### GIVEN INFORMATION
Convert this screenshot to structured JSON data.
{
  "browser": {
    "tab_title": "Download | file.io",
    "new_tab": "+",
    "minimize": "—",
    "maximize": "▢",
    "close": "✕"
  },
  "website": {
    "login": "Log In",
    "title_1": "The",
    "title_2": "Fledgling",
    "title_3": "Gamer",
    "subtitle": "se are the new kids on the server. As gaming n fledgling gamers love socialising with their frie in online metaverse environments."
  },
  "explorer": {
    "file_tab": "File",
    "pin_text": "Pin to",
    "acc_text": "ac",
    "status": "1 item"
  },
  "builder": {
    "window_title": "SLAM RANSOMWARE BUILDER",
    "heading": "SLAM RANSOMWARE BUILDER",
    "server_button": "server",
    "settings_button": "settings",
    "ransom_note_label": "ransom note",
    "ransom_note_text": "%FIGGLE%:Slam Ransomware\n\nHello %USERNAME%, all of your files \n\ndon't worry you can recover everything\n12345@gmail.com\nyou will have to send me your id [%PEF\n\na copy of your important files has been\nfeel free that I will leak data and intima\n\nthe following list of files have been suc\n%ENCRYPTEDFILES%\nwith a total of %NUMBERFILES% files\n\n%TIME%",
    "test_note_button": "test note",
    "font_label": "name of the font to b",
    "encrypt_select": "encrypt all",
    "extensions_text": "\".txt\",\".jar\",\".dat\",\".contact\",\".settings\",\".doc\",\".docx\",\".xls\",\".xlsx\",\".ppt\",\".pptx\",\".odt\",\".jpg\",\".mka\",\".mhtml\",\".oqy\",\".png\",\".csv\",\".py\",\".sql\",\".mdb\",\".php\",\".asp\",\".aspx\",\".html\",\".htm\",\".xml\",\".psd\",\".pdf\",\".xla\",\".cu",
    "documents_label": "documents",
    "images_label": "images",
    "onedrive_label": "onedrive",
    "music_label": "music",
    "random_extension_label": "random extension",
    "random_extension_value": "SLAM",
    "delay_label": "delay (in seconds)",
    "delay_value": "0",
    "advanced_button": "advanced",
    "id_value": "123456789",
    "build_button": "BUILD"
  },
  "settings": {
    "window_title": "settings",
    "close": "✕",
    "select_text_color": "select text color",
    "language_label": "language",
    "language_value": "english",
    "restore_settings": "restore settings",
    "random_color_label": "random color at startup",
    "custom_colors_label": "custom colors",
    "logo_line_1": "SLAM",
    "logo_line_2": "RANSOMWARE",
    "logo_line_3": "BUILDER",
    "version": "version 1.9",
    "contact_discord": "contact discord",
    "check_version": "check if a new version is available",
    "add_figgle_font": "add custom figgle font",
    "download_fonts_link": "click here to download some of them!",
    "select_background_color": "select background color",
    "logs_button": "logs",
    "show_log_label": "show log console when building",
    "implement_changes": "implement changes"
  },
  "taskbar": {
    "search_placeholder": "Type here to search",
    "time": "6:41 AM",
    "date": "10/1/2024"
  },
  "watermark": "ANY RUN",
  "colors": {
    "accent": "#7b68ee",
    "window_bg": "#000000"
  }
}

### WHAT YOU NEED TO DO
Reproduce every record above exactly as it appears.

### RESPONSE BELOW
Convert this screenshot to structured JSON data.
{
  "browser": {
    "tab_title": "Download | file.io",
    "new_tab": "+",
    "minimize": "—",
    "maximize": "▢",
    "close": "✕"
  },
  "website": {
    "login": "Log In",
    "title_1": "The",
    "title_2": "Fledgling",
    "title_3": "Gamer",
    "subtitle": "se are the new kids on the server. As gaming n fledgling gamers love socialising with their frie in online metaverse environments."
  },
  "explorer": {
    "file_tab": "File",
    "pin_text": "Pin to",
    "acc_text": "ac",
    "status": "1 item"
  },
  "builder": {
    "window_title": "SLAM RANSOMWARE BUILDER",
    "heading": "SLAM RANSOMWARE BUILDER",
    "server_button": "server",
    "settings_button": "settings",
    "ransom_note_label": "ransom note",
    "ransom_note_text": "%FIGGLE%:Slam Ransomware\n\nHello %USERNAME%, all of your files \n\ndon't worry you can recover everything\n12345@gmail.com\nyou will have to send me your id [%PEF\n\na copy of your important files has been\nfeel free that I will leak data and intima\n\nthe following list of files have been suc\n%ENCRYPTEDFILES%\nwith a total of %NUMBERFILES% files\n\n%TIME%",
    "test_note_button": "test note",
    "font_label": "name of the font to b",
    "encrypt_select": "encrypt all",
    "extensions_text": "\".txt\",\".jar\",\".dat\",\".contact\",\".settings\",\".doc\",\".docx\",\".xls\",\".xlsx\",\".ppt\",\".pptx\",\".odt\",\".jpg\",\".mka\",\".mhtml\",\".oqy\",\".png\",\".csv\",\".py\",\".sql\",\".mdb\",\".php\",\".asp\",\".aspx\",\".html\",\".htm\",\".xml\",\".psd\",\".pdf\",\".xla\",\".cu",
    "documents_label": "documents",
    "images_label": "images",
    "onedrive_label": "onedrive",
    "music_label": "music",
    "random_extension_label": "random extension",
    "random_extension_value": "SLAM",
    "delay_label": "delay (in seconds)",
    "delay_value": "0",
    "advanced_button": "advanced",
    "id_value": "123456789",
    "build_button": "BUILD"
  },
  "settings": {
    "window_title": "settings",
    "close": "✕",
    "select_text_color": "select text color",
    "language_label": "language",
    "language_value": "english",
    "restore_settings": "restore settings",
    "random_color_label": "random color at startup",
    "custom_colors_label": "custom colors",
    "logo_line_1": "SLAM",
    "logo_line_2": "RANSOMWARE",
    "logo_line_3": "BUILDER",
    "version": "version 1.9",
    "contact_discord": "contact discord",
    "check_version": "check if a new version is available",
    "add_figgle_font": "add custom figgle font",
    "download_fonts_link": "click here to download some of them!",
    "select_background_color": "select background color",
    "logs_button": "logs",
    "show_log_label": "show log console when building",
    "implement_changes": "implement changes"
  },
  "taskbar": {
    "search_placeholder": "Type here to search",
    "time": "6:41 AM",
    "date": "10/1/2024"
  },
  "watermark": "ANY RUN",
  "colors": {
    "accent": "#7b68ee",
    "window_bg": "#000000"
  }
}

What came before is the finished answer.